#### [AIM OF THE TASK]
Could you write out the records below exactly as they appear, leaving out any pictures?

#### [RECORDS FOR THIS EXERCISE]
***

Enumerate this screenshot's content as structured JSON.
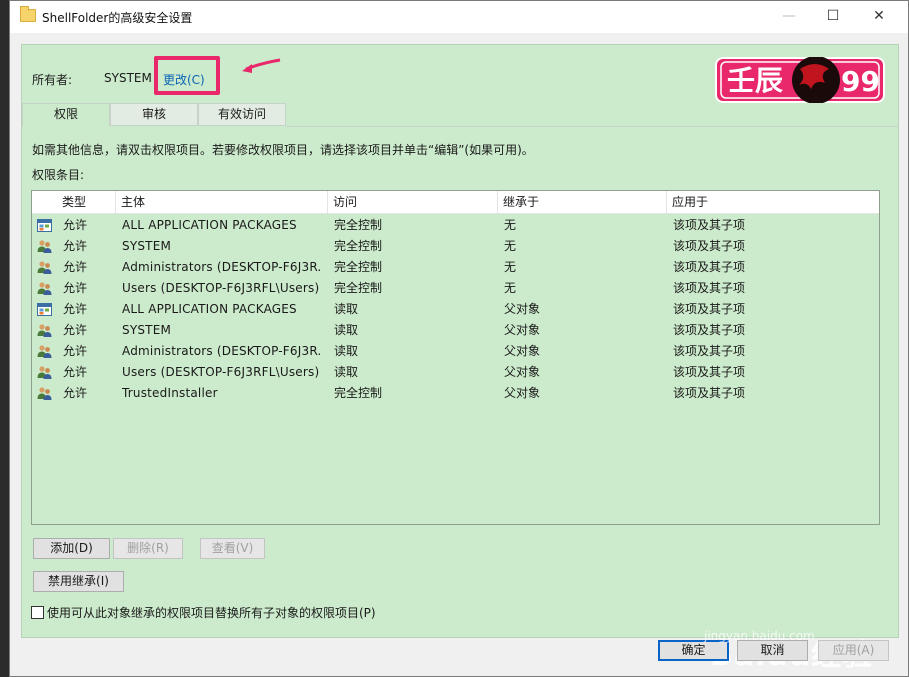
{
  "window": {
    "title": "ShellFolder的高级安全设置",
    "minimize": "—",
    "maximize": "☐",
    "close": "✕"
  },
  "owner": {
    "label": "所有者:",
    "value": "SYSTEM",
    "change_link": "更改(C)"
  },
  "logo": {
    "text_left": "壬辰",
    "text_right": "99",
    "colors": {
      "border": "#e8286a",
      "text": "#ffffff",
      "dragon": "#c0141e"
    }
  },
  "tabs": [
    "权限",
    "审核",
    "有效访问"
  ],
  "info_text": "如需其他信息，请双击权限项目。若要修改权限项目，请选择该项目并单击“编辑”(如果可用)。",
  "entries_label": "权限条目:",
  "columns": [
    "类型",
    "主体",
    "访问",
    "继承于",
    "应用于"
  ],
  "rows": [
    {
      "icon": "app-packages-icon",
      "type": "允许",
      "subject": "ALL APPLICATION PACKAGES",
      "access": "完全控制",
      "inherited": "无",
      "applies": "该项及其子项"
    },
    {
      "icon": "users-icon",
      "type": "允许",
      "subject": "SYSTEM",
      "access": "完全控制",
      "inherited": "无",
      "applies": "该项及其子项"
    },
    {
      "icon": "users-icon",
      "type": "允许",
      "subject": "Administrators (DESKTOP-F6J3R...",
      "access": "完全控制",
      "inherited": "无",
      "applies": "该项及其子项"
    },
    {
      "icon": "users-icon",
      "type": "允许",
      "subject": "Users (DESKTOP-F6J3RFL\\Users)",
      "access": "完全控制",
      "inherited": "无",
      "applies": "该项及其子项"
    },
    {
      "icon": "app-packages-icon",
      "type": "允许",
      "subject": "ALL APPLICATION PACKAGES",
      "access": "读取",
      "inherited": "父对象",
      "applies": "该项及其子项"
    },
    {
      "icon": "users-icon",
      "type": "允许",
      "subject": "SYSTEM",
      "access": "读取",
      "inherited": "父对象",
      "applies": "该项及其子项"
    },
    {
      "icon": "users-icon",
      "type": "允许",
      "subject": "Administrators (DESKTOP-F6J3R...",
      "access": "读取",
      "inherited": "父对象",
      "applies": "该项及其子项"
    },
    {
      "icon": "users-icon",
      "type": "允许",
      "subject": "Users (DESKTOP-F6J3RFL\\Users)",
      "access": "读取",
      "inherited": "父对象",
      "applies": "该项及其子项"
    },
    {
      "icon": "users-icon",
      "type": "允许",
      "subject": "TrustedInstaller",
      "access": "完全控制",
      "inherited": "父对象",
      "applies": "该项及其子项"
    }
  ],
  "buttons": {
    "add": "添加(D)",
    "delete": "删除(R)",
    "view": "查看(V)",
    "disable_inheritance": "禁用继承(I)"
  },
  "checkbox_label": "使用可从此对象继承的权限项目替换所有子对象的权限项目(P)",
  "dialog_buttons": {
    "ok": "确定",
    "cancel": "取消",
    "apply": "应用(A)"
  },
  "watermark": {
    "main": "Baidu经验",
    "sub": "jingyan.baidu.com"
  },
  "colors": {
    "panel_bg": "#cceacc",
    "highlight": "#e8286a",
    "link": "#0a64b4"
  }
}
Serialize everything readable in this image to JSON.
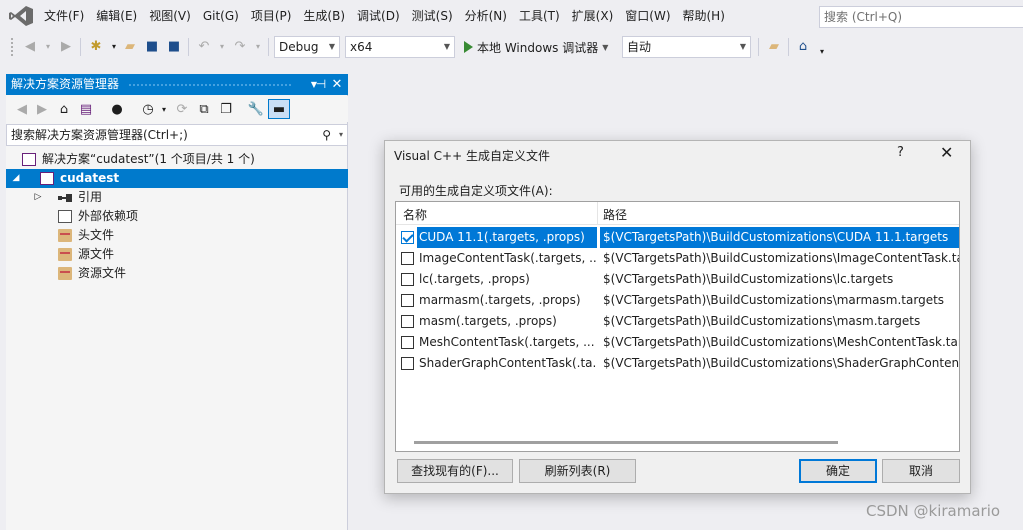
{
  "menu": {
    "items": [
      "文件(F)",
      "编辑(E)",
      "视图(V)",
      "Git(G)",
      "项目(P)",
      "生成(B)",
      "调试(D)",
      "测试(S)",
      "分析(N)",
      "工具(T)",
      "扩展(X)",
      "窗口(W)",
      "帮助(H)"
    ],
    "search_placeholder": "搜索 (Ctrl+Q)"
  },
  "toolbar": {
    "config": "Debug",
    "platform": "x64",
    "run_label": "本地 Windows 调试器",
    "run_mode": "自动"
  },
  "solution_explorer": {
    "title": "解决方案资源管理器",
    "search_placeholder": "搜索解决方案资源管理器(Ctrl+;)",
    "solution_label": "解决方案“cudatest”(1 个项目/共 1 个)",
    "project_label": "cudatest",
    "nodes": [
      "引用",
      "外部依赖项",
      "头文件",
      "源文件",
      "资源文件"
    ]
  },
  "dialog": {
    "title": "Visual C++ 生成自定义文件",
    "help": "?",
    "list_caption": "可用的生成自定义项文件(A):",
    "col_name": "名称",
    "col_path": "路径",
    "rows": [
      {
        "name": "CUDA 11.1(.targets, .props)",
        "path": "$(VCTargetsPath)\\BuildCustomizations\\CUDA 11.1.targets",
        "checked": true
      },
      {
        "name": "ImageContentTask(.targets, ...",
        "path": "$(VCTargetsPath)\\BuildCustomizations\\ImageContentTask.tar",
        "checked": false
      },
      {
        "name": "lc(.targets, .props)",
        "path": "$(VCTargetsPath)\\BuildCustomizations\\lc.targets",
        "checked": false
      },
      {
        "name": "marmasm(.targets, .props)",
        "path": "$(VCTargetsPath)\\BuildCustomizations\\marmasm.targets",
        "checked": false
      },
      {
        "name": "masm(.targets, .props)",
        "path": "$(VCTargetsPath)\\BuildCustomizations\\masm.targets",
        "checked": false
      },
      {
        "name": "MeshContentTask(.targets, ...",
        "path": "$(VCTargetsPath)\\BuildCustomizations\\MeshContentTask.targ",
        "checked": false
      },
      {
        "name": "ShaderGraphContentTask(.ta...",
        "path": "$(VCTargetsPath)\\BuildCustomizations\\ShaderGraphContentT",
        "checked": false
      }
    ],
    "btn_find": "查找现有的(F)...",
    "btn_refresh": "刷新列表(R)",
    "btn_ok": "确定",
    "btn_cancel": "取消"
  },
  "watermark": "CSDN @kiramario",
  "colors": {
    "accent": "#007acc",
    "selection": "#0078d7",
    "run_green": "#388a34"
  }
}
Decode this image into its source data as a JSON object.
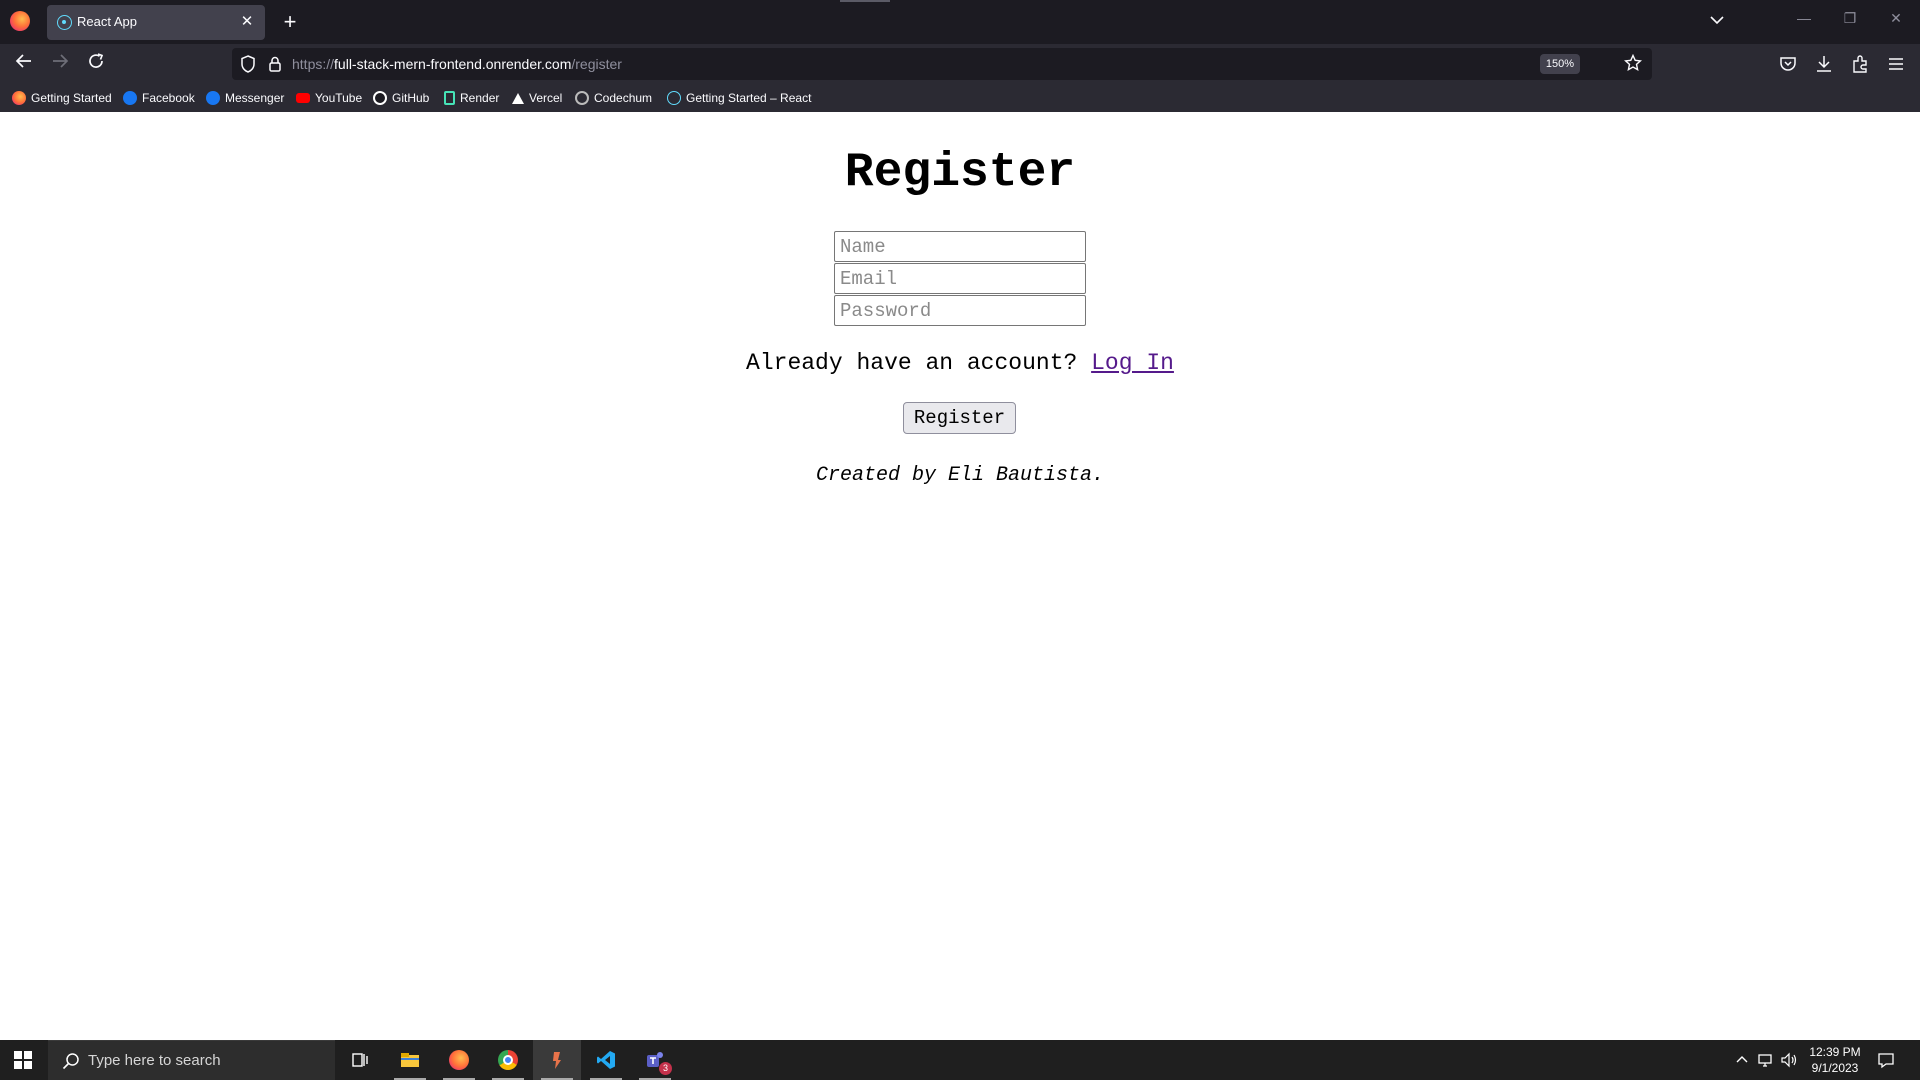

***

#### [REPLY]
Enumerate this screenshot's content as structured JSON.
{
  "window": {
    "title": "ShellFolder的高级安全设置",
    "minimize": "—",
    "maximize": "☐",
    "close": "✕"
  },
  "owner": {
    "label": "所有者:",
    "value": "SYSTEM",
    "change_link": "更改(C)"
  },
  "logo": {
    "text_left": "壬辰",
    "text_right": "99",
    "colors": {
      "border": "#e8286a",
      "text": "#ffffff",
      "dragon": "#c0141e"
    }
  },
  "tabs": [
    "权限",
    "审核",
    "有效访问"
  ],
  "info_text": "如需其他信息，请双击权限项目。若要修改权限项目，请选择该项目并单击“编辑”(如果可用)。",
  "entries_label": "权限条目:",
  "columns": [
    "类型",
    "主体",
    "访问",
    "继承于",
    "应用于"
  ],
  "rows": [
    {
      "icon": "app-packages-icon",
      "type": "允许",
      "subject": "ALL APPLICATION PACKAGES",
      "access": "完全控制",
      "inherited": "无",
      "applies": "该项及其子项"
    },
    {
      "icon": "users-icon",
      "type": "允许",
      "subject": "SYSTEM",
      "access": "完全控制",
      "inherited": "无",
      "applies": "该项及其子项"
    },
    {
      "icon": "users-icon",
      "type": "允许",
      "subject": "Administrators (DESKTOP-F6J3R...",
      "access": "完全控制",
      "inherited": "无",
      "applies": "该项及其子项"
    },
    {
      "icon": "users-icon",
      "type": "允许",
      "subject": "Users (DESKTOP-F6J3RFL\\Users)",
      "access": "完全控制",
      "inherited": "无",
      "applies": "该项及其子项"
    },
    {
      "icon": "app-packages-icon",
      "type": "允许",
      "subject": "ALL APPLICATION PACKAGES",
      "access": "读取",
      "inherited": "父对象",
      "applies": "该项及其子项"
    },
    {
      "icon": "users-icon",
      "type": "允许",
      "subject": "SYSTEM",
      "access": "读取",
      "inherited": "父对象",
      "applies": "该项及其子项"
    },
    {
      "icon": "users-icon",
      "type": "允许",
      "subject": "Administrators (DESKTOP-F6J3R...",
      "access": "读取",
      "inherited": "父对象",
      "applies": "该项及其子项"
    },
    {
      "icon": "users-icon",
      "type": "允许",
      "subject": "Users (DESKTOP-F6J3RFL\\Users)",
      "access": "读取",
      "inherited": "父对象",
      "applies": "该项及其子项"
    },
    {
      "icon": "users-icon",
      "type": "允许",
      "subject": "TrustedInstaller",
      "access": "完全控制",
      "inherited": "父对象",
      "applies": "该项及其子项"
    }
  ],
  "buttons": {
    "add": "添加(D)",
    "delete": "删除(R)",
    "view": "查看(V)",
    "disable_inheritance": "禁用继承(I)"
  },
  "checkbox_label": "使用可从此对象继承的权限项目替换所有子对象的权限项目(P)",
  "dialog_buttons": {
    "ok": "确定",
    "cancel": "取消",
    "apply": "应用(A)"
  },
  "watermark": {
    "main": "Baidu经验",
    "sub": "jingyan.baidu.com"
  },
  "colors": {
    "panel_bg": "#cceacc",
    "highlight": "#e8286a",
    "link": "#0a64b4"
  }
}
Serialize everything readable in this image to JSON.
{
  "menu": {
    "items": [
      "文件(F)",
      "编辑(E)",
      "视图(V)",
      "Git(G)",
      "项目(P)",
      "生成(B)",
      "调试(D)",
      "测试(S)",
      "分析(N)",
      "工具(T)",
      "扩展(X)",
      "窗口(W)",
      "帮助(H)"
    ],
    "search_placeholder": "搜索 (Ctrl+Q)"
  },
  "toolbar": {
    "config": "Debug",
    "platform": "x64",
    "run_label": "本地 Windows 调试器",
    "run_mode": "自动"
  },
  "solution_explorer": {
    "title": "解决方案资源管理器",
    "search_placeholder": "搜索解决方案资源管理器(Ctrl+;)",
    "solution_label": "解决方案“cudatest”(1 个项目/共 1 个)",
    "project_label": "cudatest",
    "nodes": [
      "引用",
      "外部依赖项",
      "头文件",
      "源文件",
      "资源文件"
    ]
  },
  "dialog": {
    "title": "Visual C++ 生成自定义文件",
    "help": "?",
    "list_caption": "可用的生成自定义项文件(A):",
    "col_name": "名称",
    "col_path": "路径",
    "rows": [
      {
        "name": "CUDA 11.1(.targets, .props)",
        "path": "$(VCTargetsPath)\\BuildCustomizations\\CUDA 11.1.targets",
        "checked": true
      },
      {
        "name": "ImageContentTask(.targets, ...",
        "path": "$(VCTargetsPath)\\BuildCustomizations\\ImageContentTask.tar",
        "checked": false
      },
      {
        "name": "lc(.targets, .props)",
        "path": "$(VCTargetsPath)\\BuildCustomizations\\lc.targets",
        "checked": false
      },
      {
        "name": "marmasm(.targets, .props)",
        "path": "$(VCTargetsPath)\\BuildCustomizations\\marmasm.targets",
        "checked": false
      },
      {
        "name": "masm(.targets, .props)",
        "path": "$(VCTargetsPath)\\BuildCustomizations\\masm.targets",
        "checked": false
      },
      {
        "name": "MeshContentTask(.targets, ...",
        "path": "$(VCTargetsPath)\\BuildCustomizations\\MeshContentTask.targ",
        "checked": false
      },
      {
        "name": "ShaderGraphContentTask(.ta...",
        "path": "$(VCTargetsPath)\\BuildCustomizations\\ShaderGraphContentT",
        "checked": false
      }
    ],
    "btn_find": "查找现有的(F)...",
    "btn_refresh": "刷新列表(R)",
    "btn_ok": "确定",
    "btn_cancel": "取消"
  },
  "watermark": "CSDN @kiramario",
  "colors": {
    "accent": "#007acc",
    "selection": "#0078d7",
    "run_green": "#388a34"
  }
}
Decode this image into its source data as a JSON object.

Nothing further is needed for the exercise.